Data records:
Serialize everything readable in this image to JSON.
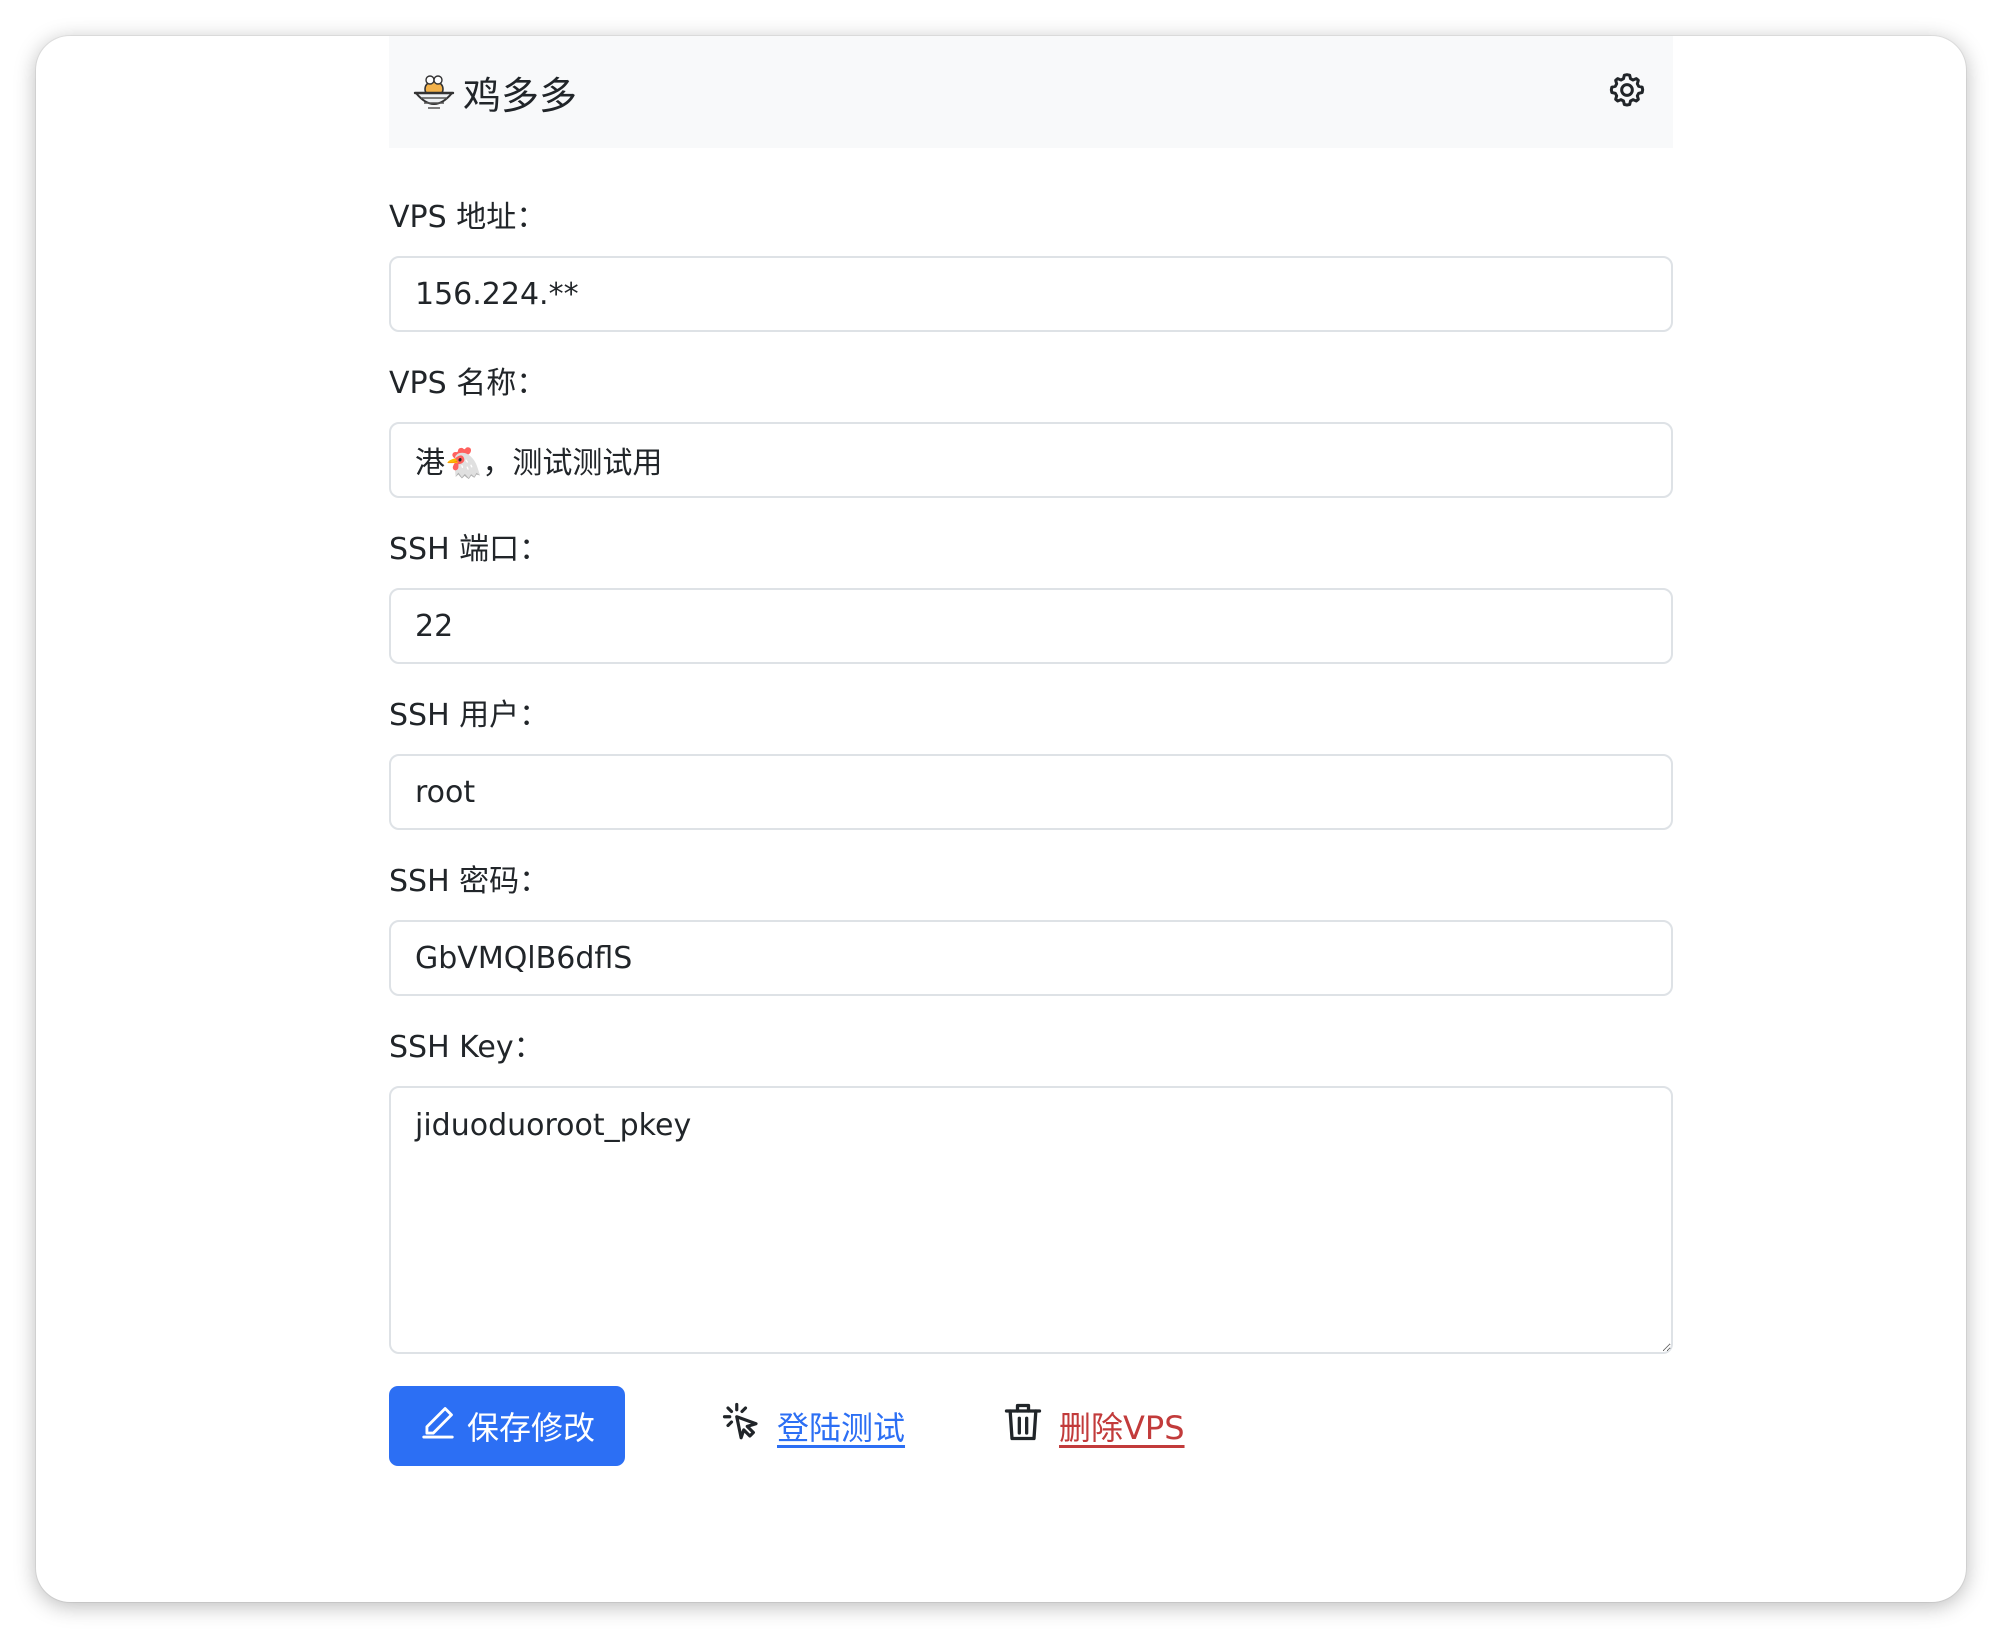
{
  "navbar": {
    "brand": "鸡多多",
    "brand_icon": "chicken-basket-icon",
    "settings_icon": "gear-icon"
  },
  "form": {
    "address": {
      "label": "VPS 地址：",
      "value": "156.224.**"
    },
    "name": {
      "label": "VPS 名称：",
      "value": "港🐔，测试测试用"
    },
    "port": {
      "label": "SSH 端口：",
      "value": "22"
    },
    "user": {
      "label": "SSH 用户：",
      "value": "root"
    },
    "password": {
      "label": "SSH 密码：",
      "value": "GbVMQlB6dflS"
    },
    "key": {
      "label": "SSH Key：",
      "value": "jiduoduoroot_pkey"
    }
  },
  "actions": {
    "save": {
      "label": "保存修改",
      "icon": "pencil-icon",
      "color": "#2c6ff4"
    },
    "test": {
      "label": "登陆测试",
      "icon": "cursor-click-icon",
      "color": "#2c6ff4"
    },
    "delete": {
      "label": "删除VPS",
      "icon": "trash-icon",
      "color": "#c23b3b"
    }
  }
}
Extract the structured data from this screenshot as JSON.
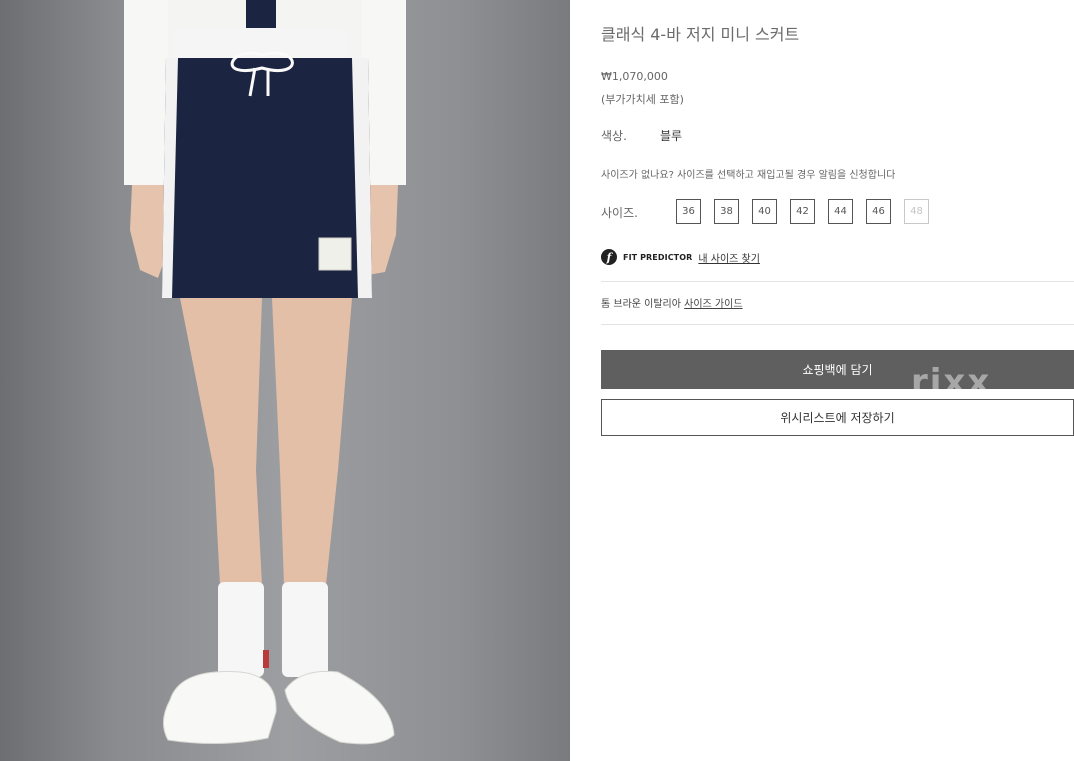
{
  "product": {
    "title": "클래식 4-바 저지 미니 스커트",
    "price": "₩1,070,000",
    "vat_note": "(부가가치세 포함)",
    "image_alt": "product-photo-skirt"
  },
  "color": {
    "label": "색상.",
    "value": "블루"
  },
  "size": {
    "notify_text": "사이즈가 없나요? 사이즈를 선택하고 재입고될 경우 알림을 신청합니다",
    "label": "사이즈.",
    "options": [
      {
        "label": "36",
        "available": true
      },
      {
        "label": "38",
        "available": true
      },
      {
        "label": "40",
        "available": true
      },
      {
        "label": "42",
        "available": true
      },
      {
        "label": "44",
        "available": true
      },
      {
        "label": "46",
        "available": true
      },
      {
        "label": "48",
        "available": false
      }
    ]
  },
  "fit_predictor": {
    "logo": "f",
    "brand": "FIT PREDICTOR",
    "link": "내 사이즈 찾기"
  },
  "size_guide": {
    "prefix": "톰 브라운 이탈리아",
    "link": "사이즈 가이드"
  },
  "actions": {
    "add_to_bag": "쇼핑백에 담기",
    "save_wishlist": "위시리스트에 저장하기"
  },
  "watermark": "rixx",
  "colors": {
    "bag_button": "#5f5f5f",
    "skirt_navy": "#1b2440"
  }
}
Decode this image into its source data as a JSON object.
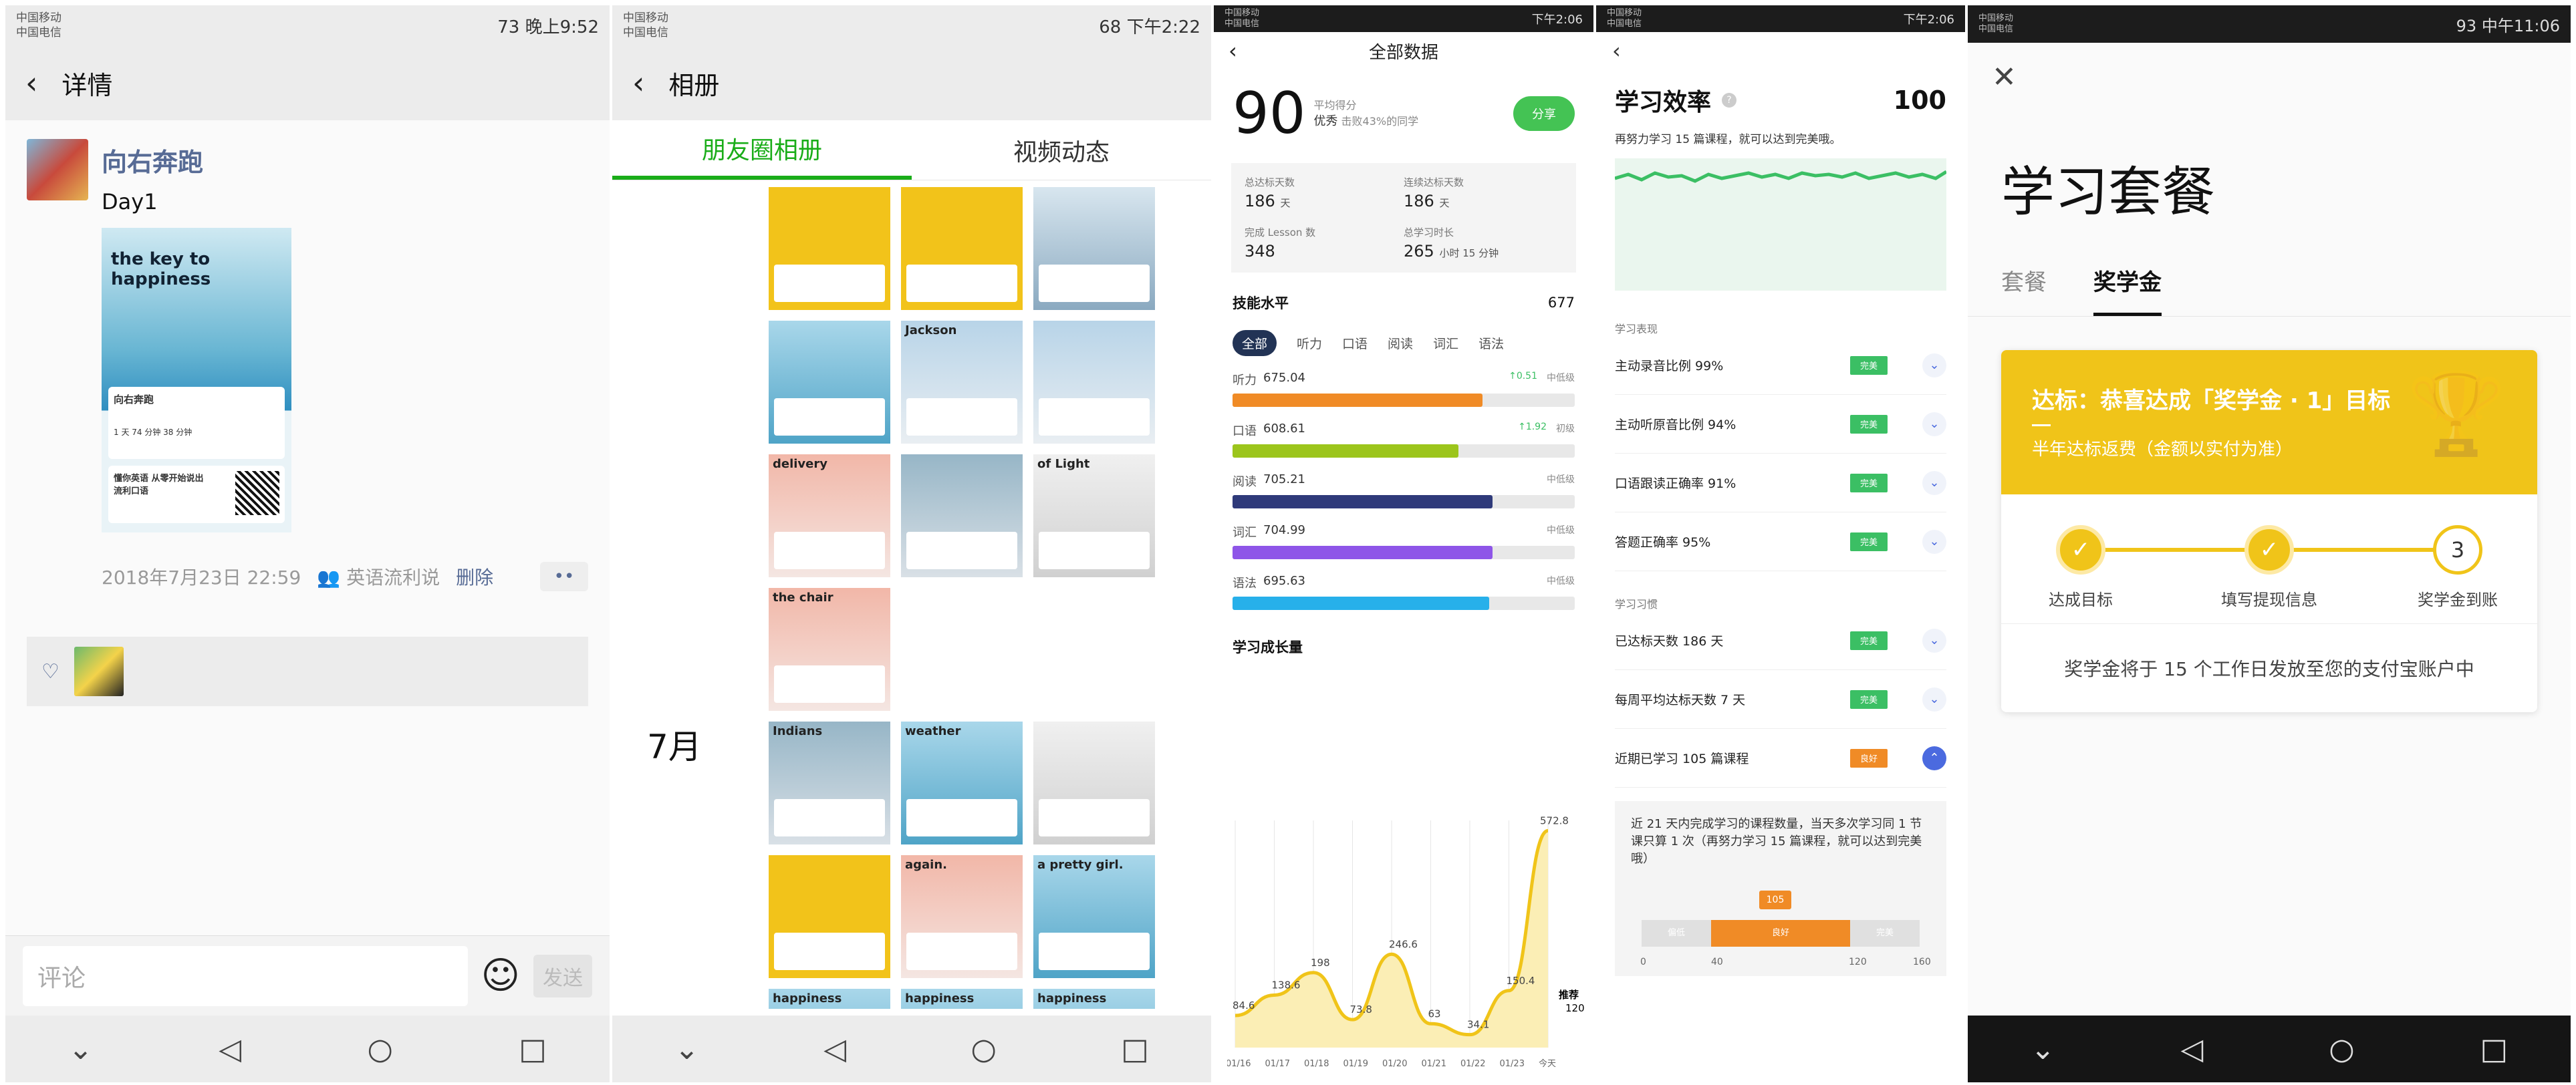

GIVEN TASK → Each record above should be copied character for character, with pictures dropped.

OUTPUT FOR THIS TASK →
Serialize everything readable in this image to JSON.
{
  "navbar": {
    "brand": "鸡多多",
    "brand_icon": "chicken-basket-icon",
    "settings_icon": "gear-icon"
  },
  "form": {
    "address": {
      "label": "VPS 地址：",
      "value": "156.224.**"
    },
    "name": {
      "label": "VPS 名称：",
      "value": "港🐔，测试测试用"
    },
    "port": {
      "label": "SSH 端口：",
      "value": "22"
    },
    "user": {
      "label": "SSH 用户：",
      "value": "root"
    },
    "password": {
      "label": "SSH 密码：",
      "value": "GbVMQlB6dflS"
    },
    "key": {
      "label": "SSH Key：",
      "value": "jiduoduoroot_pkey"
    }
  },
  "actions": {
    "save": {
      "label": "保存修改",
      "icon": "pencil-icon",
      "color": "#2c6ff4"
    },
    "test": {
      "label": "登陆测试",
      "icon": "cursor-click-icon",
      "color": "#2c6ff4"
    },
    "delete": {
      "label": "删除VPS",
      "icon": "trash-icon",
      "color": "#c23b3b"
    }
  }
}
Extract the structured data from this screenshot as JSON.
{
  "product": {
    "title": "클래식 4-바 저지 미니 스커트",
    "price": "₩1,070,000",
    "vat_note": "(부가가치세 포함)",
    "image_alt": "product-photo-skirt"
  },
  "color": {
    "label": "색상.",
    "value": "블루"
  },
  "size": {
    "notify_text": "사이즈가 없나요? 사이즈를 선택하고 재입고될 경우 알림을 신청합니다",
    "label": "사이즈.",
    "options": [
      {
        "label": "36",
        "available": true
      },
      {
        "label": "38",
        "available": true
      },
      {
        "label": "40",
        "available": true
      },
      {
        "label": "42",
        "available": true
      },
      {
        "label": "44",
        "available": true
      },
      {
        "label": "46",
        "available": true
      },
      {
        "label": "48",
        "available": false
      }
    ]
  },
  "fit_predictor": {
    "logo": "f",
    "brand": "FIT PREDICTOR",
    "link": "내 사이즈 찾기"
  },
  "size_guide": {
    "prefix": "톰 브라운 이탈리아",
    "link": "사이즈 가이드"
  },
  "actions": {
    "add_to_bag": "쇼핑백에 담기",
    "save_wishlist": "위시리스트에 저장하기"
  },
  "watermark": "rixx",
  "colors": {
    "bag_button": "#5f5f5f",
    "skirt_navy": "#1b2440"
  }
}
Decode this image into its source data as a JSON object.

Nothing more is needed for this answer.